# WHAT TO WORK ON
Omit the pictures, then reproduce every remaining record exactly.

# INFORMATION SUPPLIED
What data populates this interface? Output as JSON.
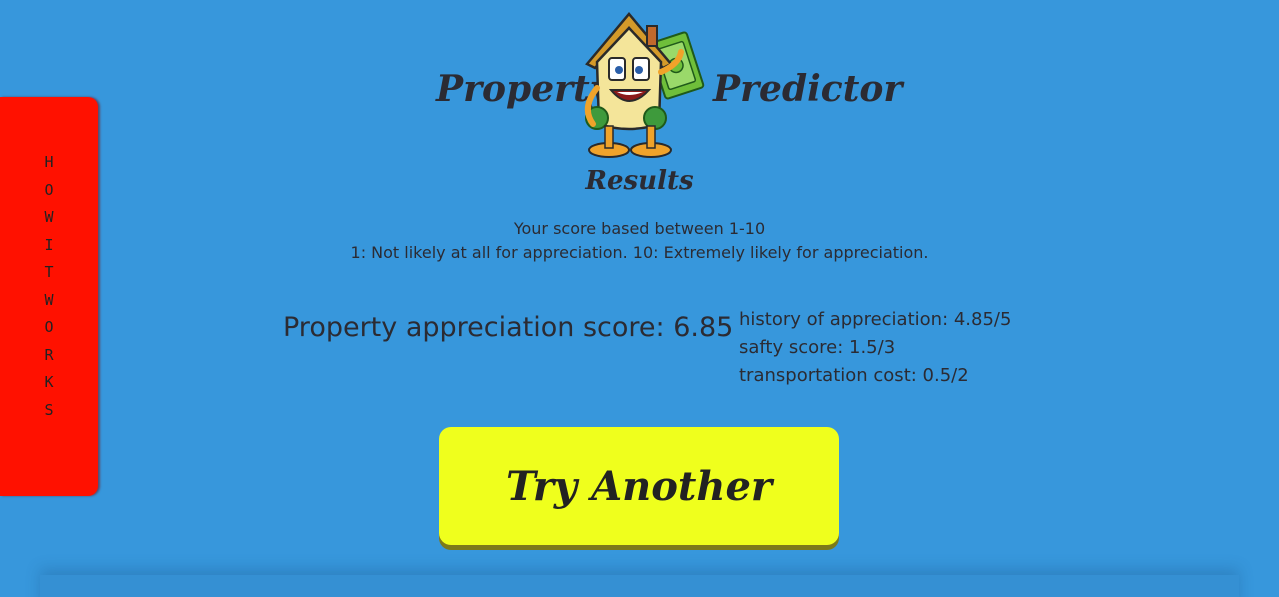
{
  "header": {
    "title_left": "Property",
    "title_right": "Predictor",
    "mascot_icon": "house-mascot-holding-money-icon"
  },
  "side_tab": {
    "label": "HOW IT WORKS"
  },
  "results": {
    "title": "Results",
    "scale_line_1": "Your score based between 1-10",
    "scale_line_2": "1: Not likely at all for appreciation. 10: Extremely likely for appreciation.",
    "main_score": "Property appreciation score: 6.85",
    "breakdown": [
      "history of appreciation: 4.85/5",
      "safty score: 1.5/3",
      "transportation cost: 0.5/2"
    ]
  },
  "actions": {
    "try_another_label": "Try Another"
  },
  "colors": {
    "background": "#3797dc",
    "side_tab": "#ff1100",
    "button": "#efff1d",
    "text": "#2b2b33"
  }
}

# ANSWER IN FULL
What data populates this interface? Output as JSON.
{
  "header": {
    "title_left": "Property",
    "title_right": "Predictor",
    "mascot_icon": "house-mascot-holding-money-icon"
  },
  "side_tab": {
    "label": "HOW IT WORKS"
  },
  "results": {
    "title": "Results",
    "scale_line_1": "Your score based between 1-10",
    "scale_line_2": "1: Not likely at all for appreciation. 10: Extremely likely for appreciation.",
    "main_score": "Property appreciation score: 6.85",
    "breakdown": [
      "history of appreciation: 4.85/5",
      "safty score: 1.5/3",
      "transportation cost: 0.5/2"
    ]
  },
  "actions": {
    "try_another_label": "Try Another"
  },
  "colors": {
    "background": "#3797dc",
    "side_tab": "#ff1100",
    "button": "#efff1d",
    "text": "#2b2b33"
  }
}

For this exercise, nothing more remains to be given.